Provided passage

———

Hello Gary F, John S, List,

Gary F has raised the following question about a remark John made concerning 
the SA in the EG:


"Having said that, I have to say also that some of the statements in your post 
are even more confusing than Peirce’s presentation in Lowell 2. You wrote, 
“Peirce said that a blank sheet of assertion is a graph.  Since it's a graph, 
you can draw a double negation around it.”  — Eh? How can you draw anything 
around the sheet of assertion, which (by Peirce’s definition) is unbounded?? 
Can you show us a replica?


It would be usual for those of us who learned Euclidean geometry in middle and 
high school to think of the SA as a surface that is akin to the Euclidean 
plane. Under the postulates that govern this system, parallel lines never meet, 
so we picture the plane as stretching out in all directions endlessly.


In topology, we think of an unbounded surface differently. After all, the 
figures constructed in a 2-dimensional topological surface can be stretched and 
twisted indefinitely without changing any of the continuous connections between 
the parts of such figures. Leaving aside the homoloidal character of lines 
taken to be straight and the metrical properties of such a surface, the 
underlying topology of the Euclidean plane is that of a parabolic surface. Such 
a surface is unbounded, but lines return to themselves. The reason is that the 
parabola surface has the global structure of a torus.


It is clear that Peirce is reflecting on the topological character of the SA 
itself as he explains the starting assumptions for the alpha and beta system of 
graphs. Such reflections are prominent in the NEM, the 9th Lecture in Reasoning 
and the Logic of Things, etc. The global character of the SA will be determined 
by the assumptions that govern the construction of figures in this 
2-dimensional surface. We can study this surface the same that that we would 
study any 2-dimensional surface in topology using the Euler characteristic, and 
we can study its global properties more carefully by reflecting on the 
additional features that Listing and Peirce added to Euler's version of the 
equation.

———

Record excerpts
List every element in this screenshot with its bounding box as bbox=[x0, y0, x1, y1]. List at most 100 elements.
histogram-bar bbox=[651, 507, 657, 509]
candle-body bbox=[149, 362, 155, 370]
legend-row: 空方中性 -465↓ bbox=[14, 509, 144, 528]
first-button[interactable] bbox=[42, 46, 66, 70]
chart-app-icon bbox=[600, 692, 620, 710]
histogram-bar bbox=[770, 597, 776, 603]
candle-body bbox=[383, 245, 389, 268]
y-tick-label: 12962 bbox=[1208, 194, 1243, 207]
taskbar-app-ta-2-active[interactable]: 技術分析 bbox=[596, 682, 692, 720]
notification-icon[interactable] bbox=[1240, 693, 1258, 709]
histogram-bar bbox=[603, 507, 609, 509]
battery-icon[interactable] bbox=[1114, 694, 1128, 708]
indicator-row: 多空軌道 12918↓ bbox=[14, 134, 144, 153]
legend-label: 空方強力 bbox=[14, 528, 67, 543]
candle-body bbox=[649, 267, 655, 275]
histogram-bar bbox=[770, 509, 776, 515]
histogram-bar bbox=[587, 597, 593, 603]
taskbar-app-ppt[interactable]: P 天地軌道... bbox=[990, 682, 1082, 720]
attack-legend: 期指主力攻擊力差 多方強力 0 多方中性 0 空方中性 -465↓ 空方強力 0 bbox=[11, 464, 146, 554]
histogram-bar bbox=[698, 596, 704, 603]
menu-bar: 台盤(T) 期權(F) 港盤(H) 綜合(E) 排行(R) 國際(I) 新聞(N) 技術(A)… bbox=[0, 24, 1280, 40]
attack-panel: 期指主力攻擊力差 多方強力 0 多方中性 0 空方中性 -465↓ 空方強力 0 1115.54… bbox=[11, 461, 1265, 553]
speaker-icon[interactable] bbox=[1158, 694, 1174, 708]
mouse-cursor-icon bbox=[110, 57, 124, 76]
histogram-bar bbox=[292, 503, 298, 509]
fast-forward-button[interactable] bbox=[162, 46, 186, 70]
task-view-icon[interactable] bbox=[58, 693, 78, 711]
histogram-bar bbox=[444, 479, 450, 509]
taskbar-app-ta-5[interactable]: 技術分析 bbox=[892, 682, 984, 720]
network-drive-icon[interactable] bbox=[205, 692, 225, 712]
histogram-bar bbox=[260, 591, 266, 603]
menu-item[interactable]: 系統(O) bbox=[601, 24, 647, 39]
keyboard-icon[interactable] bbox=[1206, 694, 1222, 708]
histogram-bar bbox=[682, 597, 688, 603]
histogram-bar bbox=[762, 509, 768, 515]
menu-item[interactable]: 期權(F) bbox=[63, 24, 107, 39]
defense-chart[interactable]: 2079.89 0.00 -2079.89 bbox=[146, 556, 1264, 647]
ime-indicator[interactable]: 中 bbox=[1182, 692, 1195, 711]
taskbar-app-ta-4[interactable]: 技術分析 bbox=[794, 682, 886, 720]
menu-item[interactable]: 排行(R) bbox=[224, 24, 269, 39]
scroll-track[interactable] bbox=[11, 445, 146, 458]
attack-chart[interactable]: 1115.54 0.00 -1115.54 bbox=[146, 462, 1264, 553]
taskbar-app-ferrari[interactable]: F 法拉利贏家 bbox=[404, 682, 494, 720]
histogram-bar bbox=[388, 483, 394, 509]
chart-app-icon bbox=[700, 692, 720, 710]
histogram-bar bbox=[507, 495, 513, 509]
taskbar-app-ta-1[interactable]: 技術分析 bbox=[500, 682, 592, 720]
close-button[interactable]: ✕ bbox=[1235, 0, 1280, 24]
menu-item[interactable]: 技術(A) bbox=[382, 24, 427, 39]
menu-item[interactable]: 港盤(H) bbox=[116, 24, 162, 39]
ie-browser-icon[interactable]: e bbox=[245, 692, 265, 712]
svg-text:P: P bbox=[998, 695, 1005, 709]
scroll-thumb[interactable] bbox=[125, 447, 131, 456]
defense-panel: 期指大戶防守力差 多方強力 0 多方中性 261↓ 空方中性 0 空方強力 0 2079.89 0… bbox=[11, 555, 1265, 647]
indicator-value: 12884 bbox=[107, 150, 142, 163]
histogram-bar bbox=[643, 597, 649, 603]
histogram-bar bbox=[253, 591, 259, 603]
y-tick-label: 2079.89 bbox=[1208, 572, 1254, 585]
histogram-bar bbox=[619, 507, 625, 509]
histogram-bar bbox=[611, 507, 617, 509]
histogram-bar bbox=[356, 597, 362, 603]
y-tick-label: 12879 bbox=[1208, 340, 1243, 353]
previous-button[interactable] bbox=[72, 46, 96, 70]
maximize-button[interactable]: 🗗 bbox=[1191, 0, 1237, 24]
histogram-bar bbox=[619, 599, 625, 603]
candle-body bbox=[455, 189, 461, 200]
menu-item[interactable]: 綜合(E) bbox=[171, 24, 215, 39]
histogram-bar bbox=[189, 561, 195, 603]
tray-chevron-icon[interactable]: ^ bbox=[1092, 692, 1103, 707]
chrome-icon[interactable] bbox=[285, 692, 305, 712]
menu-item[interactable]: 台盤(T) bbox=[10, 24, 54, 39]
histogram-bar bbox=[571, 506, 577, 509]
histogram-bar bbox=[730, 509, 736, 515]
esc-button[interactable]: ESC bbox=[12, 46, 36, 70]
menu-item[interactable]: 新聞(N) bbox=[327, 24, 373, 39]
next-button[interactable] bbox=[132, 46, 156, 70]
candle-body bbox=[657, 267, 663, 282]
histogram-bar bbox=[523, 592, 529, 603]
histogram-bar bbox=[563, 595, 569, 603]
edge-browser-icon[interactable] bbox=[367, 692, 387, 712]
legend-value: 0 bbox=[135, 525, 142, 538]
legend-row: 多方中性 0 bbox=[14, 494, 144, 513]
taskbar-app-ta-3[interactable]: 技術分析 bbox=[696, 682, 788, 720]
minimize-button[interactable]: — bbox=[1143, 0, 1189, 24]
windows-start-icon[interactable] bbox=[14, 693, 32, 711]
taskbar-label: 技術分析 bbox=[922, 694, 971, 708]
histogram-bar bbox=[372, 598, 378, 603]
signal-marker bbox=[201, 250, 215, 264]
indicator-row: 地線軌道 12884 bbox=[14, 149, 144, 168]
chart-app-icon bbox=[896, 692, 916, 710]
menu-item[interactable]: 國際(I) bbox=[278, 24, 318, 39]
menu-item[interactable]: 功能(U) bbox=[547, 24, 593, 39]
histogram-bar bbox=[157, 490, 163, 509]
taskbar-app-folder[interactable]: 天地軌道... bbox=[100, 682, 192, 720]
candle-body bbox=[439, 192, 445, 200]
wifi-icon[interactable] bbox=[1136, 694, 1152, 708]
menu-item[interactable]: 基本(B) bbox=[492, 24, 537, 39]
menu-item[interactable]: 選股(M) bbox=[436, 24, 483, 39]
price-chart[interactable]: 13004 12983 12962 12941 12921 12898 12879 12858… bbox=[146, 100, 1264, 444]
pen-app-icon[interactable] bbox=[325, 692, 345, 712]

———

Exercise instructions
1/ Reproduce the message about Peirce's sheet of assertion from "Gary F has raised" to "definition) is unbounded??".
2/ Write what follows next in the message about the topology of Peirce's sheet of assertion.

Answers for the tasks
1/
Gary F has raised the following question about a remark John made concerning 
the SA in the EG:


"Having said that, I have to say also that some of the statements in your post 
are even more confusing than Peirce’s presentation in Lowell 2. You wrote, 
“Peirce said that a blank sheet of assertion is a graph.  Since it's a graph, 
you can draw a double negation around it.”  — Eh? How can you draw anything 
around the sheet of assertion, which (by Peirce’s definition) is unbounded??

2/
For a classification of types of surfaces based on the Euler characteristic, 
see:  https://en.wikipedia.org/wiki/Euler_characteristic

For richer explanations of Peirce's understanding and development of this 
formula, see:  Havenel, Jérôme. "Peirce’s topological concepts." New essays on 
Peirce’s mathematical philosophy (2010): 283-322.


Let's consider an example taken from the table that classifies the different 
kinds of surfaces. The projective plane is an non-orientable unbounded surface, 
and it has an Euler characteristic of 1. The global properties of this surface 
are quite interesting. Within the system of postulates that govern the 
generation of the surface, all parallel lines converge. This is something we 
can picture in a more familiar way by considering a perspective drawing in 
which all parallel lines converge on the infinitely distant horizon. In effect, 
the projective space is a generalization on this idea from perspective 
geometry. What we should note is that the absolute in a projective surface is 
effectively a generalization of the infinitely distant horizon within the 
perspective geometry.


My reason for picking this example of a topological surface is that it provides 
us with an example of a 2 dimensional space in which a path can be drawn all of 
the way "around" the surface--i.e., as the line that serves as the absolute. Is 
there any restriction on doing the same kind of thing in other sorts of 
topological surfaces? That is can we draw a path all of the way around a 
spherical (i.e., elliptical) or toroidal surface?


If such a path can be drawn "all the way around" these sorts of unbounded 
surfaces, is there a restriction on making a cut "all the way around" the SA? 
We shouldn't lose sight of the fact that, for the SA, a cut is not simply a 
path. Rather, the cut takes what is inside the boundary and moves the that part 
of the surface to a different surface--one that represents what is negated. As 
such, already in the Alpha graphs, the SA is not a simple 2 dimensional 
surface. Rather, the SA can be used to represent is all that can be positively 
asserted, and this surface appears to be related--in some fashion--to another 
surface that represents all that can be denied.


Spending some effort on the question of how those surfaces are related within 
the Alpha and Beta systems might be worth our time. My hunch is that there is a 
significant difference between the way they are related in these two systems, 
and and even more significant difference when we consider, as John S suggests, 
what they represent when we are using these systems--especially gamma--to 
analyze synthetic forms of inference such as induction.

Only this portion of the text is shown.